== Available data ==

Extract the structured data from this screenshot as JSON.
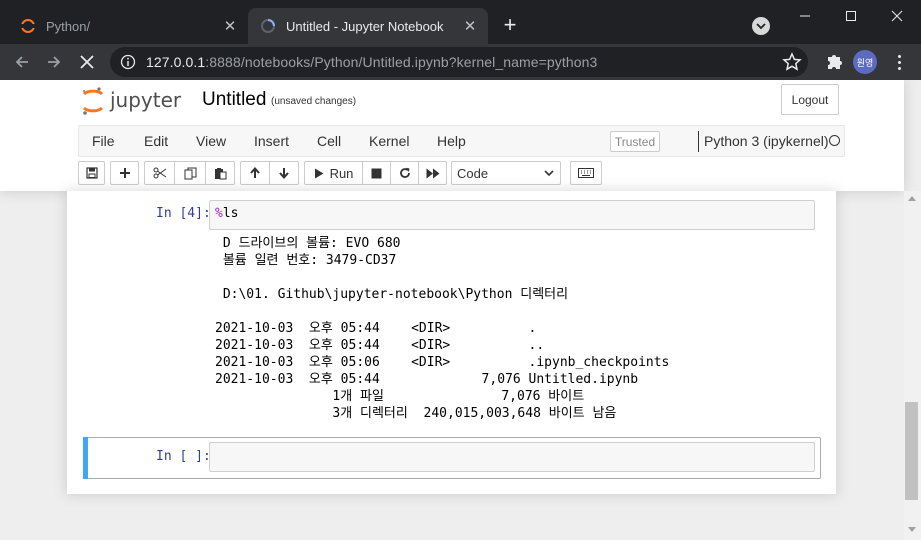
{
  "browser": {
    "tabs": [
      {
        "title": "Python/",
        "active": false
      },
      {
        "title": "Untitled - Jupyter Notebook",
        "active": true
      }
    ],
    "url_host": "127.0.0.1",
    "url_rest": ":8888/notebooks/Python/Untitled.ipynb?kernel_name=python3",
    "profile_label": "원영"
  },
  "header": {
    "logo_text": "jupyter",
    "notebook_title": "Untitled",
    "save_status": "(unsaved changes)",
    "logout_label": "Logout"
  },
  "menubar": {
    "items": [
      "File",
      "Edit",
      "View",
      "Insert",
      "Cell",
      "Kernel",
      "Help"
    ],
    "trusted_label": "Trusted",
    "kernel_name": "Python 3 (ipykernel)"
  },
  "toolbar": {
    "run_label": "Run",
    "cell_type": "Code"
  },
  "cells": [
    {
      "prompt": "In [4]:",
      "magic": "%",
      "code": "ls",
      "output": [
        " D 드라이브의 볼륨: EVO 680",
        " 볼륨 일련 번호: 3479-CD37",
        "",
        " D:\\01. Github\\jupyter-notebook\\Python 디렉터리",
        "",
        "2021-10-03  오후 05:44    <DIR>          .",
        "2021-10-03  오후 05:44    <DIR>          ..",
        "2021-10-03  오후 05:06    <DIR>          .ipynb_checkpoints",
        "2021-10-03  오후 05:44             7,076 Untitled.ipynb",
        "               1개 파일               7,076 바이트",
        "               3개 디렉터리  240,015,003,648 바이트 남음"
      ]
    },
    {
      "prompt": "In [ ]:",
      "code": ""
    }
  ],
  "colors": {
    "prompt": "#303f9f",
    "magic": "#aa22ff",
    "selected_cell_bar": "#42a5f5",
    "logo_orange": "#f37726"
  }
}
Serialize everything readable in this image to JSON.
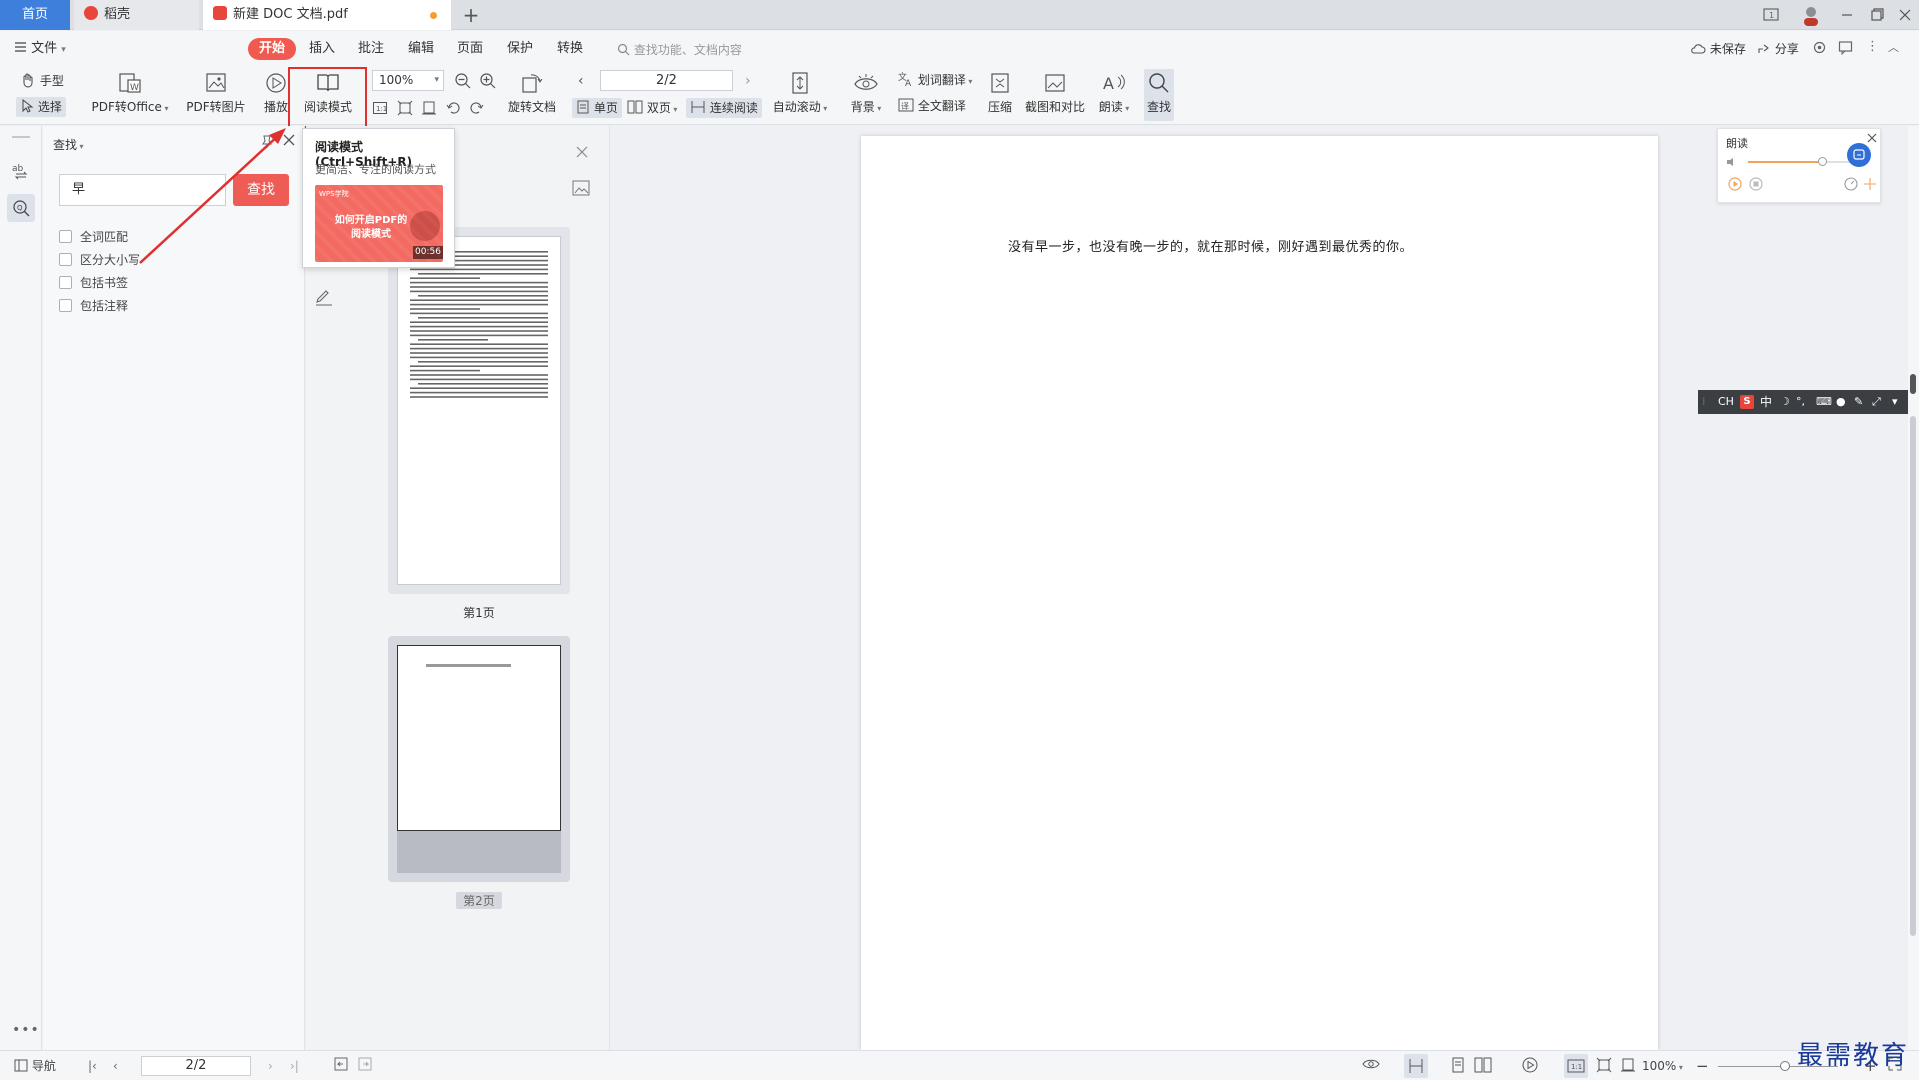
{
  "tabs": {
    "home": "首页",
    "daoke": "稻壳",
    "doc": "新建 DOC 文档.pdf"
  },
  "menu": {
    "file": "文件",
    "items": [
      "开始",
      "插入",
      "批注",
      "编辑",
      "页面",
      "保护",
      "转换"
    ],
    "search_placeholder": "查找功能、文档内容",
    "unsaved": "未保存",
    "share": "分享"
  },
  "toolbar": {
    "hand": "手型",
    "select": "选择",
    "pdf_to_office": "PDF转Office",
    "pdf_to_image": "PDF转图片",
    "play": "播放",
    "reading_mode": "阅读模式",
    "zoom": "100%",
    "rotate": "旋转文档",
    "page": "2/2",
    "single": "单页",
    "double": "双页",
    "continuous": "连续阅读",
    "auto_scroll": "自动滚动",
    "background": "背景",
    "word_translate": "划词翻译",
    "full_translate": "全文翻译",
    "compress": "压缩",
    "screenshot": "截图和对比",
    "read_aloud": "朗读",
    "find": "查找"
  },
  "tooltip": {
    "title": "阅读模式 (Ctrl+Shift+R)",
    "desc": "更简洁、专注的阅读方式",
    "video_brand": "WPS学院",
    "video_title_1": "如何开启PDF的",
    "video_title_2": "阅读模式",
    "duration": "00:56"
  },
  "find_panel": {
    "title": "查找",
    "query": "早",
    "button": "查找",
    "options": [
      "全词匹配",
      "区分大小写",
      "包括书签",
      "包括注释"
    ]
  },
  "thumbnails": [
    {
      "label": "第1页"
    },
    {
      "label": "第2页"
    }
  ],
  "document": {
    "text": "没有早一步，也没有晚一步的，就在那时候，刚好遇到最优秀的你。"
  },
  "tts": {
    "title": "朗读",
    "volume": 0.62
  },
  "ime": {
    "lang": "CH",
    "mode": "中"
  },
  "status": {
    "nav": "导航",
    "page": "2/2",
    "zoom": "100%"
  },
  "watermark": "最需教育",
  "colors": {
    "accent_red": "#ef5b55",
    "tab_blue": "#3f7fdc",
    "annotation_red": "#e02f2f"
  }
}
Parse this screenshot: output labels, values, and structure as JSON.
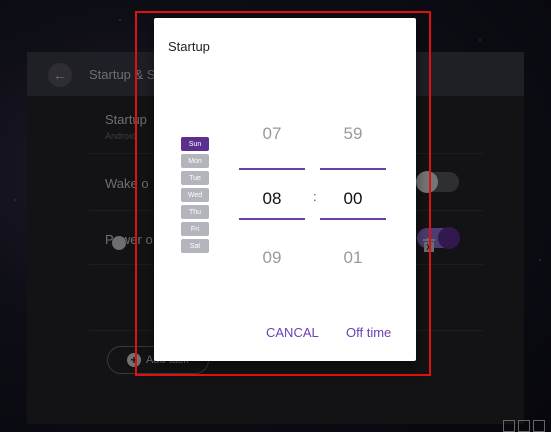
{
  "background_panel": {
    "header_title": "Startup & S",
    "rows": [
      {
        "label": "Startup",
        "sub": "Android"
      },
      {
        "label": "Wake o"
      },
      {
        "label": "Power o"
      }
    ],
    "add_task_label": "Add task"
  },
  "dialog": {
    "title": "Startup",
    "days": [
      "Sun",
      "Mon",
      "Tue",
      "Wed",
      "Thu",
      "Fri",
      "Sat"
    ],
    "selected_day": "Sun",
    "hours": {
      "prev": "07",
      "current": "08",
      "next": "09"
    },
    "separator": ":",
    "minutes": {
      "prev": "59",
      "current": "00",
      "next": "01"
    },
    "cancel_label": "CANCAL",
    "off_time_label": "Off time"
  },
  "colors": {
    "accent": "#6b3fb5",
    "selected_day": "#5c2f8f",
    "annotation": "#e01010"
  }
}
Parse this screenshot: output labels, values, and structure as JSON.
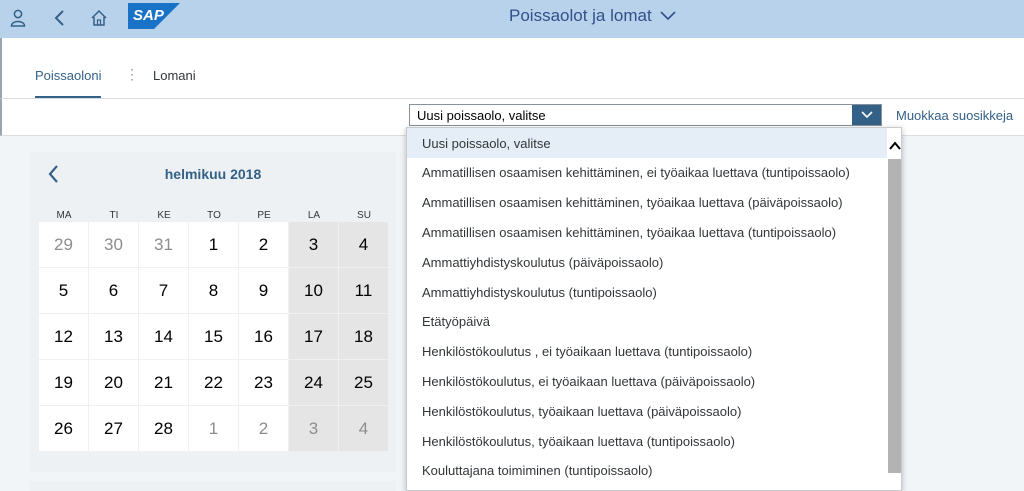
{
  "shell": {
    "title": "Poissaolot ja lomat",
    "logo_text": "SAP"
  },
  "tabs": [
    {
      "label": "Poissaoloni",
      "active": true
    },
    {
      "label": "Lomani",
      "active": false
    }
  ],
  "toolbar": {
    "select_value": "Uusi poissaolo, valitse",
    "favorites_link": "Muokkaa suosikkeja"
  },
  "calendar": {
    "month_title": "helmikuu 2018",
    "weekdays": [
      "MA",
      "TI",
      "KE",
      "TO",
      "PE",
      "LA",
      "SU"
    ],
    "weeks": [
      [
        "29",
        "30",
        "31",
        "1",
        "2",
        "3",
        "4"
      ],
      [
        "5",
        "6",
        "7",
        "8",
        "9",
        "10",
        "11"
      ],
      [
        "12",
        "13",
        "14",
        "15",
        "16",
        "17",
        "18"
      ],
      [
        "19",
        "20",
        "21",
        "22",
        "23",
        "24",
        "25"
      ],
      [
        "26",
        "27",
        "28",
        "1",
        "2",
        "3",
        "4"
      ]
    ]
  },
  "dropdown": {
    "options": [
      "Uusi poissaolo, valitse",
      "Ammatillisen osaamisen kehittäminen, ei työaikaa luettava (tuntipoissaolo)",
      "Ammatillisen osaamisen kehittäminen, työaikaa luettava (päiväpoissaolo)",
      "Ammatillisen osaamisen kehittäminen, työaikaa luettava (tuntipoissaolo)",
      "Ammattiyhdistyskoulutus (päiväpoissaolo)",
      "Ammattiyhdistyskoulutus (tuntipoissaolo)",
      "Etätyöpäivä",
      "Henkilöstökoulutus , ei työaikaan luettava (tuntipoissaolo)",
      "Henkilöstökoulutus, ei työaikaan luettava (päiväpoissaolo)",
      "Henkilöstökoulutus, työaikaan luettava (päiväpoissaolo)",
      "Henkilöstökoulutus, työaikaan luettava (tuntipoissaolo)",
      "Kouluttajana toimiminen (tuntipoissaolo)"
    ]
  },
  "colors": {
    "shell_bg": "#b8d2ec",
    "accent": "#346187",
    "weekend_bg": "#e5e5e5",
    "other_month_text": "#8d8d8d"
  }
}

===

__Stated task__
Please write out all the data again word for word, but not the pictures.

__Exercise response__
Extract the structured data from this screenshot as JSON.
{
  "browser": {
    "tabs": [
      {
        "title": "Python/",
        "active": false
      },
      {
        "title": "Untitled - Jupyter Notebook",
        "active": true
      }
    ],
    "url_host": "127.0.0.1",
    "url_rest": ":8888/notebooks/Python/Untitled.ipynb?kernel_name=python3",
    "profile_label": "원영"
  },
  "header": {
    "logo_text": "jupyter",
    "notebook_title": "Untitled",
    "save_status": "(unsaved changes)",
    "logout_label": "Logout"
  },
  "menubar": {
    "items": [
      "File",
      "Edit",
      "View",
      "Insert",
      "Cell",
      "Kernel",
      "Help"
    ],
    "trusted_label": "Trusted",
    "kernel_name": "Python 3 (ipykernel)"
  },
  "toolbar": {
    "run_label": "Run",
    "cell_type": "Code"
  },
  "cells": [
    {
      "prompt": "In [4]:",
      "magic": "%",
      "code": "ls",
      "output": [
        " D 드라이브의 볼륨: EVO 680",
        " 볼륨 일련 번호: 3479-CD37",
        "",
        " D:\\01. Github\\jupyter-notebook\\Python 디렉터리",
        "",
        "2021-10-03  오후 05:44    <DIR>          .",
        "2021-10-03  오후 05:44    <DIR>          ..",
        "2021-10-03  오후 05:06    <DIR>          .ipynb_checkpoints",
        "2021-10-03  오후 05:44             7,076 Untitled.ipynb",
        "               1개 파일               7,076 바이트",
        "               3개 디렉터리  240,015,003,648 바이트 남음"
      ]
    },
    {
      "prompt": "In [ ]:",
      "code": ""
    }
  ],
  "colors": {
    "prompt": "#303f9f",
    "magic": "#aa22ff",
    "selected_cell_bar": "#42a5f5",
    "logo_orange": "#f37726"
  }
}
Serialize everything readable in this image to JSON.
{
  "tabs": {
    "home": "首页",
    "daoke": "稻壳",
    "doc": "新建 DOC 文档.pdf"
  },
  "menu": {
    "file": "文件",
    "items": [
      "开始",
      "插入",
      "批注",
      "编辑",
      "页面",
      "保护",
      "转换"
    ],
    "search_placeholder": "查找功能、文档内容",
    "unsaved": "未保存",
    "share": "分享"
  },
  "toolbar": {
    "hand": "手型",
    "select": "选择",
    "pdf_to_office": "PDF转Office",
    "pdf_to_image": "PDF转图片",
    "play": "播放",
    "reading_mode": "阅读模式",
    "zoom": "100%",
    "rotate": "旋转文档",
    "page": "2/2",
    "single": "单页",
    "double": "双页",
    "continuous": "连续阅读",
    "auto_scroll": "自动滚动",
    "background": "背景",
    "word_translate": "划词翻译",
    "full_translate": "全文翻译",
    "compress": "压缩",
    "screenshot": "截图和对比",
    "read_aloud": "朗读",
    "find": "查找"
  },
  "tooltip": {
    "title": "阅读模式 (Ctrl+Shift+R)",
    "desc": "更简洁、专注的阅读方式",
    "video_brand": "WPS学院",
    "video_title_1": "如何开启PDF的",
    "video_title_2": "阅读模式",
    "duration": "00:56"
  },
  "find_panel": {
    "title": "查找",
    "query": "早",
    "button": "查找",
    "options": [
      "全词匹配",
      "区分大小写",
      "包括书签",
      "包括注释"
    ]
  },
  "thumbnails": [
    {
      "label": "第1页"
    },
    {
      "label": "第2页"
    }
  ],
  "document": {
    "text": "没有早一步，也没有晚一步的，就在那时候，刚好遇到最优秀的你。"
  },
  "tts": {
    "title": "朗读",
    "volume": 0.62
  },
  "ime": {
    "lang": "CH",
    "mode": "中"
  },
  "status": {
    "nav": "导航",
    "page": "2/2",
    "zoom": "100%"
  },
  "watermark": "最需教育",
  "colors": {
    "accent_red": "#ef5b55",
    "tab_blue": "#3f7fdc",
    "annotation_red": "#e02f2f"
  }
}
Parse this screenshot: output labels, values, and structure as JSON.
{
  "background_panel": {
    "header_title": "Startup & S",
    "rows": [
      {
        "label": "Startup",
        "sub": "Android"
      },
      {
        "label": "Wake o"
      },
      {
        "label": "Power o"
      }
    ],
    "add_task_label": "Add task"
  },
  "dialog": {
    "title": "Startup",
    "days": [
      "Sun",
      "Mon",
      "Tue",
      "Wed",
      "Thu",
      "Fri",
      "Sat"
    ],
    "selected_day": "Sun",
    "hours": {
      "prev": "07",
      "current": "08",
      "next": "09"
    },
    "separator": ":",
    "minutes": {
      "prev": "59",
      "current": "00",
      "next": "01"
    },
    "cancel_label": "CANCAL",
    "off_time_label": "Off time"
  },
  "colors": {
    "accent": "#6b3fb5",
    "selected_day": "#5c2f8f",
    "annotation": "#e01010"
  }
}
Parse this screenshot: output labels, values, and structure as JSON.
{
  "shell": {
    "title": "Poissaolot ja lomat",
    "logo_text": "SAP"
  },
  "tabs": [
    {
      "label": "Poissaoloni",
      "active": true
    },
    {
      "label": "Lomani",
      "active": false
    }
  ],
  "toolbar": {
    "select_value": "Uusi poissaolo, valitse",
    "favorites_link": "Muokkaa suosikkeja"
  },
  "calendar": {
    "month_title": "helmikuu 2018",
    "weekdays": [
      "MA",
      "TI",
      "KE",
      "TO",
      "PE",
      "LA",
      "SU"
    ],
    "weeks": [
      [
        "29",
        "30",
        "31",
        "1",
        "2",
        "3",
        "4"
      ],
      [
        "5",
        "6",
        "7",
        "8",
        "9",
        "10",
        "11"
      ],
      [
        "12",
        "13",
        "14",
        "15",
        "16",
        "17",
        "18"
      ],
      [
        "19",
        "20",
        "21",
        "22",
        "23",
        "24",
        "25"
      ],
      [
        "26",
        "27",
        "28",
        "1",
        "2",
        "3",
        "4"
      ]
    ]
  },
  "dropdown": {
    "options": [
      "Uusi poissaolo, valitse",
      "Ammatillisen osaamisen kehittäminen, ei työaikaa luettava (tuntipoissaolo)",
      "Ammatillisen osaamisen kehittäminen, työaikaa luettava (päiväpoissaolo)",
      "Ammatillisen osaamisen kehittäminen, työaikaa luettava (tuntipoissaolo)",
      "Ammattiyhdistyskoulutus (päiväpoissaolo)",
      "Ammattiyhdistyskoulutus (tuntipoissaolo)",
      "Etätyöpäivä",
      "Henkilöstökoulutus , ei työaikaan luettava (tuntipoissaolo)",
      "Henkilöstökoulutus, ei työaikaan luettava (päiväpoissaolo)",
      "Henkilöstökoulutus, työaikaan luettava (päiväpoissaolo)",
      "Henkilöstökoulutus, työaikaan luettava (tuntipoissaolo)",
      "Kouluttajana toimiminen (tuntipoissaolo)"
    ]
  },
  "colors": {
    "shell_bg": "#b8d2ec",
    "accent": "#346187",
    "weekend_bg": "#e5e5e5",
    "other_month_text": "#8d8d8d"
  }
}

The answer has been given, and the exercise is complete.